▸ WHAT TO PRODUCE
Without the pictures, return each record as it appears.

▸ MATERIAL PROVIDED
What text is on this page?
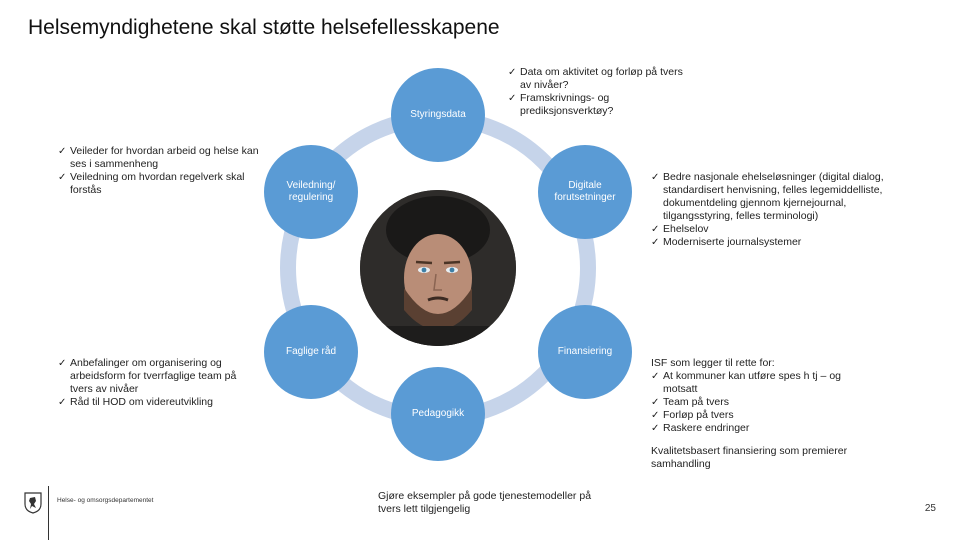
Helsemyndighetene skal støtte helsefellesskapene
Styringsdata
Veiledning/ regulering
Digitale forutsetninger
Faglige råd	Finansiering
Pedagogikk
✓ Data om aktivitet og forløp på tvers av nivåer?
✓ Framskrivnings- og prediksjonsverktøy?
✓ Veileder for hvordan arbeid og helse kan ses i sammenheng
✓ Veiledning om hvordan regelverk skal forstås
✓ Bedre nasjonale ehelseløsninger (digital dialog, standardisert henvisning, felles legemiddelliste, dokumentdeling gjennom kjernejournal, tilgangsstyring, felles terminologi)
✓ Ehelselov
✓ Moderniserte journalsystemer
✓ Anbefalinger om organisering og arbeidsform for tverrfaglige team på tvers av nivåer
✓ Råd til HOD om videreutvikling

ISF som legger til rette for:

✓ At kommuner kan utføre spes h tj – og motsatt
✓ Team på tvers
✓ Forløp på tvers
✓ Raskere endringer

Kvalitetsbasert finansiering som premierer samhandling

Gjøre eksempler på gode tjenestemodeller på tvers lett tilgjengelig
Helse- og omsorgsdepartementet
25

▸ WRITTEN RESPONSE
What text is on this page?
Helsemyndighetene skal støtte helsefellesskapene
Styringsdata
Veiledning/ regulering
Digitale forutsetninger
Faglige råd	Finansiering
Pedagogikk
✓ Data om aktivitet og forløp på tvers av nivåer?
✓ Framskrivnings- og prediksjonsverktøy?
✓ Veileder for hvordan arbeid og helse kan ses i sammenheng
✓ Veiledning om hvordan regelverk skal forstås
✓ Bedre nasjonale ehelseløsninger (digital dialog, standardisert henvisning, felles legemiddelliste, dokumentdeling gjennom kjernejournal, tilgangsstyring, felles terminologi)
✓ Ehelselov
✓ Moderniserte journalsystemer
✓ Anbefalinger om organisering og arbeidsform for tverrfaglige team på tvers av nivåer
✓ Råd til HOD om videreutvikling

ISF som legger til rette for:

✓ At kommuner kan utføre spes h tj – og motsatt
✓ Team på tvers
✓ Forløp på tvers
✓ Raskere endringer

Kvalitetsbasert finansiering som premierer samhandling

Gjøre eksempler på gode tjenestemodeller på tvers lett tilgjengelig
Helse- og omsorgsdepartementet
25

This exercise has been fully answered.